▶ _Task to complete_: Take each line containing the word "JSON" and copy it.

▶ _Listed entries_:
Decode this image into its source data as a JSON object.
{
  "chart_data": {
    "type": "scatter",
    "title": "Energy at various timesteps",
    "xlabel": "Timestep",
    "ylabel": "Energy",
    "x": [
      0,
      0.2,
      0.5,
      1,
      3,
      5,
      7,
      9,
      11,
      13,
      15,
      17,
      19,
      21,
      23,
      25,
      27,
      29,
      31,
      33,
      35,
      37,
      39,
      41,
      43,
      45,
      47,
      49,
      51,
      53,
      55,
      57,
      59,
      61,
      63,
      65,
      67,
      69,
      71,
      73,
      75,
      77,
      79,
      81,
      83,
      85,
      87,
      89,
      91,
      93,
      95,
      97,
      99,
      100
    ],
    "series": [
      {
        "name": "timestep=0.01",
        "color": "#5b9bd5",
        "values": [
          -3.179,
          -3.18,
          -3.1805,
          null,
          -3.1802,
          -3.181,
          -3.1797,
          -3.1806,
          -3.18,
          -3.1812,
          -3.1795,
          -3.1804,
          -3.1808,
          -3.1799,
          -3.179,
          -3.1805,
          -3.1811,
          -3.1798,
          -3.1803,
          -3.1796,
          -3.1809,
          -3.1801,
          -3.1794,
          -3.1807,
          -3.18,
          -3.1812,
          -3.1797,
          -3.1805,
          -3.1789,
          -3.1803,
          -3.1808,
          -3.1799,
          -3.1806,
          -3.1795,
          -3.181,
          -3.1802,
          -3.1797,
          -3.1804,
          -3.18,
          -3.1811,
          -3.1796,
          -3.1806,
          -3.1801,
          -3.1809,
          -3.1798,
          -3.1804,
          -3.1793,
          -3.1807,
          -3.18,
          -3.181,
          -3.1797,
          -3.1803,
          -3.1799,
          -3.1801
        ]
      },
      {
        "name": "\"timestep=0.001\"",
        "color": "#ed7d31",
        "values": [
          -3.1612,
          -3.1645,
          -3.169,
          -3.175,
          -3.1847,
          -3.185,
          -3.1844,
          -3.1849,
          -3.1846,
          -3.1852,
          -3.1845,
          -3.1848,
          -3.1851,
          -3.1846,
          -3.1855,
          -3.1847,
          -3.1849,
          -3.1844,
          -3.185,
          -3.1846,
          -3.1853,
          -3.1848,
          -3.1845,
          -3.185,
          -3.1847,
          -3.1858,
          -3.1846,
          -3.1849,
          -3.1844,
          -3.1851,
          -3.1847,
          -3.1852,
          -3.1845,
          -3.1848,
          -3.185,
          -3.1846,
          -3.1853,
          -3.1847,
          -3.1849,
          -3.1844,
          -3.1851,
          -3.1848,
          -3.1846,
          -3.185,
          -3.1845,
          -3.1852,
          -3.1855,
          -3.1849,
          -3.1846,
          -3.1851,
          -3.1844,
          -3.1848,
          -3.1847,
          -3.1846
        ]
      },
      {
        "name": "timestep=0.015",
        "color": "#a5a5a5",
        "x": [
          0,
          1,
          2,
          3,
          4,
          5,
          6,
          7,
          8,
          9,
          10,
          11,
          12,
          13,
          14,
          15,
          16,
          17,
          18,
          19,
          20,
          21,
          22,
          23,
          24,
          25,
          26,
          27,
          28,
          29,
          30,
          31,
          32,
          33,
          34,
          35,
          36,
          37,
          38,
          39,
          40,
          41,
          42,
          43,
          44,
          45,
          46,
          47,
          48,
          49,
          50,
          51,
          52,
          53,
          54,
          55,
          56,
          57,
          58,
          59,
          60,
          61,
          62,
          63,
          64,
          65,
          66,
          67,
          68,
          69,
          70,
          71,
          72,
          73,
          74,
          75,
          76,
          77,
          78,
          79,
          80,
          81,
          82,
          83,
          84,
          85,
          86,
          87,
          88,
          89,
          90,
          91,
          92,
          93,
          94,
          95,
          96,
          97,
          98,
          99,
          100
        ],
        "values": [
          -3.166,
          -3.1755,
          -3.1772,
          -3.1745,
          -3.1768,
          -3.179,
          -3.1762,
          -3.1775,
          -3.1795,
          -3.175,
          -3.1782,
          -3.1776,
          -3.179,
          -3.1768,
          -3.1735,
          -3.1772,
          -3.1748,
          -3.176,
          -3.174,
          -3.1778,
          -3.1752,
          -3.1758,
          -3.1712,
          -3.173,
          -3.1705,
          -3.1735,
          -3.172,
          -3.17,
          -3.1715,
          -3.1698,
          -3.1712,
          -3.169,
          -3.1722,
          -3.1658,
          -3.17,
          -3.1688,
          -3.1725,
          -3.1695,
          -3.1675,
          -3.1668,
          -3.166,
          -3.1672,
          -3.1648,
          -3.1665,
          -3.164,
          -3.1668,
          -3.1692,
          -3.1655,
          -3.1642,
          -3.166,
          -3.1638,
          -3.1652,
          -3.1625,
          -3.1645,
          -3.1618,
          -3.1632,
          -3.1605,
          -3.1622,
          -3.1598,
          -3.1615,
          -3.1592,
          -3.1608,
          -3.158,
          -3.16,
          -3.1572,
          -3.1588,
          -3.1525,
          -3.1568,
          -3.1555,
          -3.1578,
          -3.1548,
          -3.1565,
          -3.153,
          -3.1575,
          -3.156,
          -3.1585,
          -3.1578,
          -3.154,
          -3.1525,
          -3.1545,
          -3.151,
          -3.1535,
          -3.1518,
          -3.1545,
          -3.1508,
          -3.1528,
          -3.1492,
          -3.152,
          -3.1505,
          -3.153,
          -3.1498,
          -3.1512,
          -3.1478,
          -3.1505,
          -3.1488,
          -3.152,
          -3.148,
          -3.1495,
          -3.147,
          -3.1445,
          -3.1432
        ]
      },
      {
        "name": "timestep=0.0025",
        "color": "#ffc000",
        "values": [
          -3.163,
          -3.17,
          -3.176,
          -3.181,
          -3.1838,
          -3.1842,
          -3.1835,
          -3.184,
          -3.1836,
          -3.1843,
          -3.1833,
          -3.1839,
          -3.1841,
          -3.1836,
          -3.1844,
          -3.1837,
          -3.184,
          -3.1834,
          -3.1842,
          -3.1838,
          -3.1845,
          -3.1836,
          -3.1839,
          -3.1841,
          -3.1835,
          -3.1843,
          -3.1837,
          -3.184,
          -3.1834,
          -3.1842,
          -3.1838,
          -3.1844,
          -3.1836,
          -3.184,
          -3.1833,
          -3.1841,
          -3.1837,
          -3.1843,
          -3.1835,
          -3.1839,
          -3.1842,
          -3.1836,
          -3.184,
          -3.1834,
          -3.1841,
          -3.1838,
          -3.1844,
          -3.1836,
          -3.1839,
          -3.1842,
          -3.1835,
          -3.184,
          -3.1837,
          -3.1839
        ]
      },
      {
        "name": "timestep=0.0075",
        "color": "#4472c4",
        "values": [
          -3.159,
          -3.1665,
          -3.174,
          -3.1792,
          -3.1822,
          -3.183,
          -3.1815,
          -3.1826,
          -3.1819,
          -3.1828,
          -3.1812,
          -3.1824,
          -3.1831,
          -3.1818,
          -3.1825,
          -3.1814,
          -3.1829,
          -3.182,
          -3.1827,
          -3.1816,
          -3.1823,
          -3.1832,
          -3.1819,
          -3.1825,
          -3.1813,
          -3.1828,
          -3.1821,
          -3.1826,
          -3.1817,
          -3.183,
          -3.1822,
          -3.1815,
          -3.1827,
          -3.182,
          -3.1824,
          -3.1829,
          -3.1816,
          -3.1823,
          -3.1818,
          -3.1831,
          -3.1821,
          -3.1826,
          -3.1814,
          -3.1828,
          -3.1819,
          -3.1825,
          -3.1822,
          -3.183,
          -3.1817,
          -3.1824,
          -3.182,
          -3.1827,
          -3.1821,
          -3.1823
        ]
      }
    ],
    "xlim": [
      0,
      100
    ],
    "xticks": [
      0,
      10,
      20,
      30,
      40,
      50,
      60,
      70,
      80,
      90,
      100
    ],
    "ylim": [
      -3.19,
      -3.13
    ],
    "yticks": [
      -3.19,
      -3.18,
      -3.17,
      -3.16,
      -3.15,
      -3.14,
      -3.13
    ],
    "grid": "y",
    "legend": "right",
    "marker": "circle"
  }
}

...

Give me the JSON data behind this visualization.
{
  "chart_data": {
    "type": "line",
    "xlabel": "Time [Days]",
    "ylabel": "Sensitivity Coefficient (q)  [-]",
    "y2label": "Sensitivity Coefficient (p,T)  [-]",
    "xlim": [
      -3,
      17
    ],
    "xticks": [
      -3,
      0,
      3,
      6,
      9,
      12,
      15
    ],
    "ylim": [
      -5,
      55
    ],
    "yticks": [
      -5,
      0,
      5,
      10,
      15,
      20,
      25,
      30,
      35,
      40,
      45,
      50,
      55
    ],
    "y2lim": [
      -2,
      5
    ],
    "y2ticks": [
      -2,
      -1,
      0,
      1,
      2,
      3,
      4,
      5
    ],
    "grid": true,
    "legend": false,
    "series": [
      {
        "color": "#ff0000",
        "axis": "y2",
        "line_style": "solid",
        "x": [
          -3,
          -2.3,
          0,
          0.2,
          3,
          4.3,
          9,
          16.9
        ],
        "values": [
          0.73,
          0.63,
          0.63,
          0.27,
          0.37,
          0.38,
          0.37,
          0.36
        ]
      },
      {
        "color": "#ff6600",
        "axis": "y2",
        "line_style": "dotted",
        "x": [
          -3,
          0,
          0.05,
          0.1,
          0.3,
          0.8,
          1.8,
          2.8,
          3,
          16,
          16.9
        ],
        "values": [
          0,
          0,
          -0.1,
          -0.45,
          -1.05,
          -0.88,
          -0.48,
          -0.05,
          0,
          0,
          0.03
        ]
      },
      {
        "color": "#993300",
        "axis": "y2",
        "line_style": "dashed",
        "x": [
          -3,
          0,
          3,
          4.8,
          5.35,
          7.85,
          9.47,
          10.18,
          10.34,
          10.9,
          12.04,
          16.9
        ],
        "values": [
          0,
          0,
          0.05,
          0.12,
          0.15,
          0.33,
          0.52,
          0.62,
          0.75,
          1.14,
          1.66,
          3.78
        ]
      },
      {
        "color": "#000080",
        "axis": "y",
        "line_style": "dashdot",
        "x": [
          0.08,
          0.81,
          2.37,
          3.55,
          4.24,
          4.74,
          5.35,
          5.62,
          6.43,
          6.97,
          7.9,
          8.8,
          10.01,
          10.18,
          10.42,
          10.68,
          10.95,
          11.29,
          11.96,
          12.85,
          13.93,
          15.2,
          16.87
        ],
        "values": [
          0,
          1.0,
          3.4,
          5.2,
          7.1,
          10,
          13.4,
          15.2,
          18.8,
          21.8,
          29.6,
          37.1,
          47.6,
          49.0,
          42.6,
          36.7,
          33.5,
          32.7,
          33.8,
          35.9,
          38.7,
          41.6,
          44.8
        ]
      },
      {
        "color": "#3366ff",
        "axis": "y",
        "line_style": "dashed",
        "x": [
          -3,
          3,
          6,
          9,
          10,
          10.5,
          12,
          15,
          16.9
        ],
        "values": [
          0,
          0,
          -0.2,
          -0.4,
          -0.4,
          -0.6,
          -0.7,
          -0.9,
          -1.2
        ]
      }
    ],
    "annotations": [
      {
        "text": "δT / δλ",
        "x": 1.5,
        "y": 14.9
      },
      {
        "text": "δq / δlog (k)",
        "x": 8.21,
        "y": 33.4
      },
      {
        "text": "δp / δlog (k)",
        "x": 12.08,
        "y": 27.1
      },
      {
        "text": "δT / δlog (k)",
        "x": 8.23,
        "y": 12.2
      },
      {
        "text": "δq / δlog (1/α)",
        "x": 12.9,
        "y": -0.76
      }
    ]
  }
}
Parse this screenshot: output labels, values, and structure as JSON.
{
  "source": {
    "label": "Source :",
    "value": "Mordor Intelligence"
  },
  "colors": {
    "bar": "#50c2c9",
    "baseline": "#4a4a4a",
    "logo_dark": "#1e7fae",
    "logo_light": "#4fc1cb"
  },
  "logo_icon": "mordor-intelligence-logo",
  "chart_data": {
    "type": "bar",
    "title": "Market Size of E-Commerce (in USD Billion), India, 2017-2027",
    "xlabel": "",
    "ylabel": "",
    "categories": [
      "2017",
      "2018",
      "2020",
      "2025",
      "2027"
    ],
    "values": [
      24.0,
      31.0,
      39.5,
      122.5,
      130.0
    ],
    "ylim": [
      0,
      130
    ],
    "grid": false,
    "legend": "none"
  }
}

--

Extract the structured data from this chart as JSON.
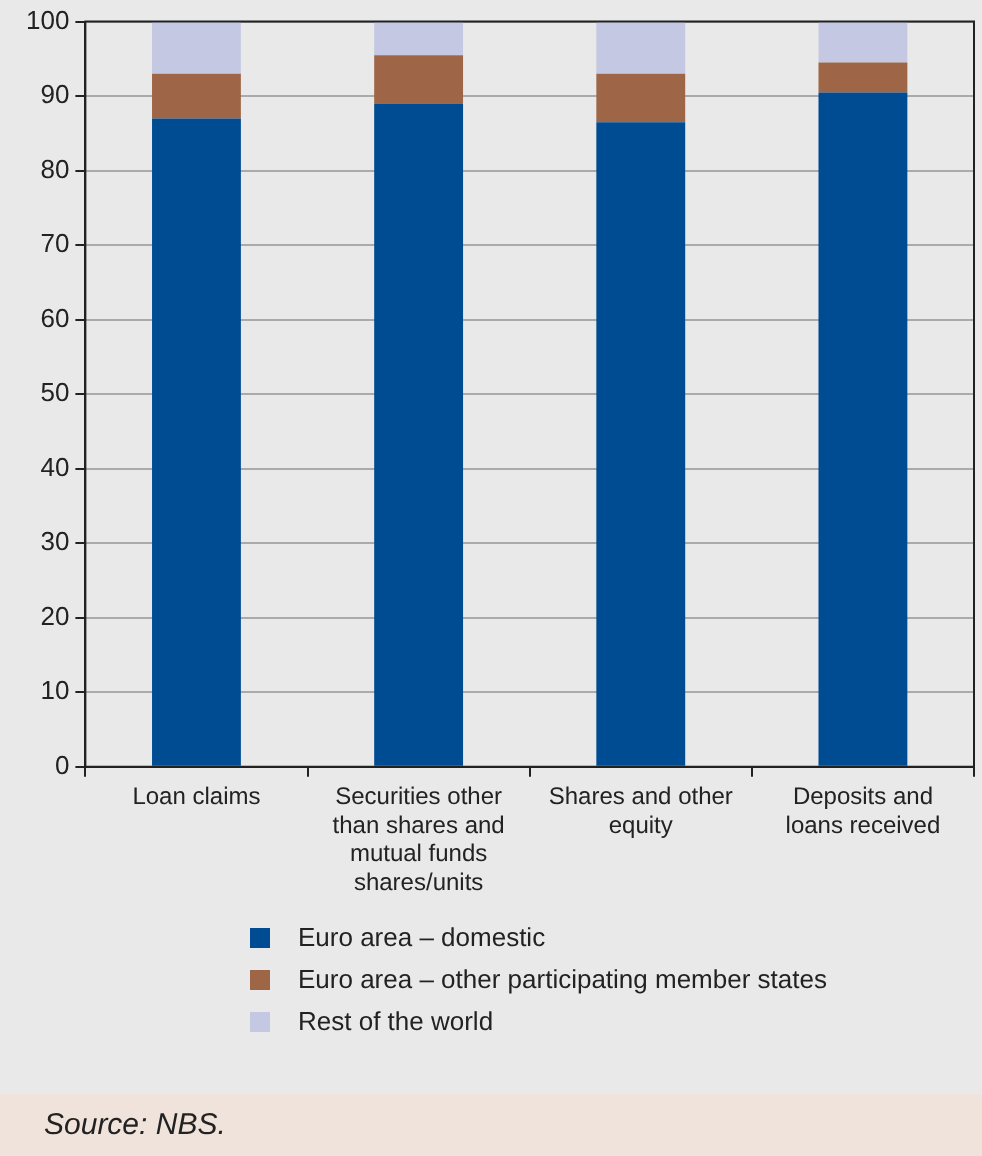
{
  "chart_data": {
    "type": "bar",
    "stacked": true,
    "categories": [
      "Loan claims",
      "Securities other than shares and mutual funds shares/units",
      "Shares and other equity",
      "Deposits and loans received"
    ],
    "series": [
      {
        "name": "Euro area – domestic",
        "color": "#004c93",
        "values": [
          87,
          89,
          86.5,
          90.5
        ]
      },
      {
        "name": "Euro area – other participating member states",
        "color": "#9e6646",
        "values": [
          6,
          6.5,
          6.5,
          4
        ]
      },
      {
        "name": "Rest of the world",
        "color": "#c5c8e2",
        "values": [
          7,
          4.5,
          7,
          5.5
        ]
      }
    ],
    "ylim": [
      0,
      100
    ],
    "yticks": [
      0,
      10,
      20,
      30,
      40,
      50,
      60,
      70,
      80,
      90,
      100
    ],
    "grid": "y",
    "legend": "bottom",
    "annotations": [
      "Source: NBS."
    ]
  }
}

▶ _Completed exercise_:
Decode this image into its source data as a JSON object.
Give me the JSON data behind this visualization.
Parse this screenshot: output labels, values, and structure as JSON.
Extract the structured data from this chart as JSON.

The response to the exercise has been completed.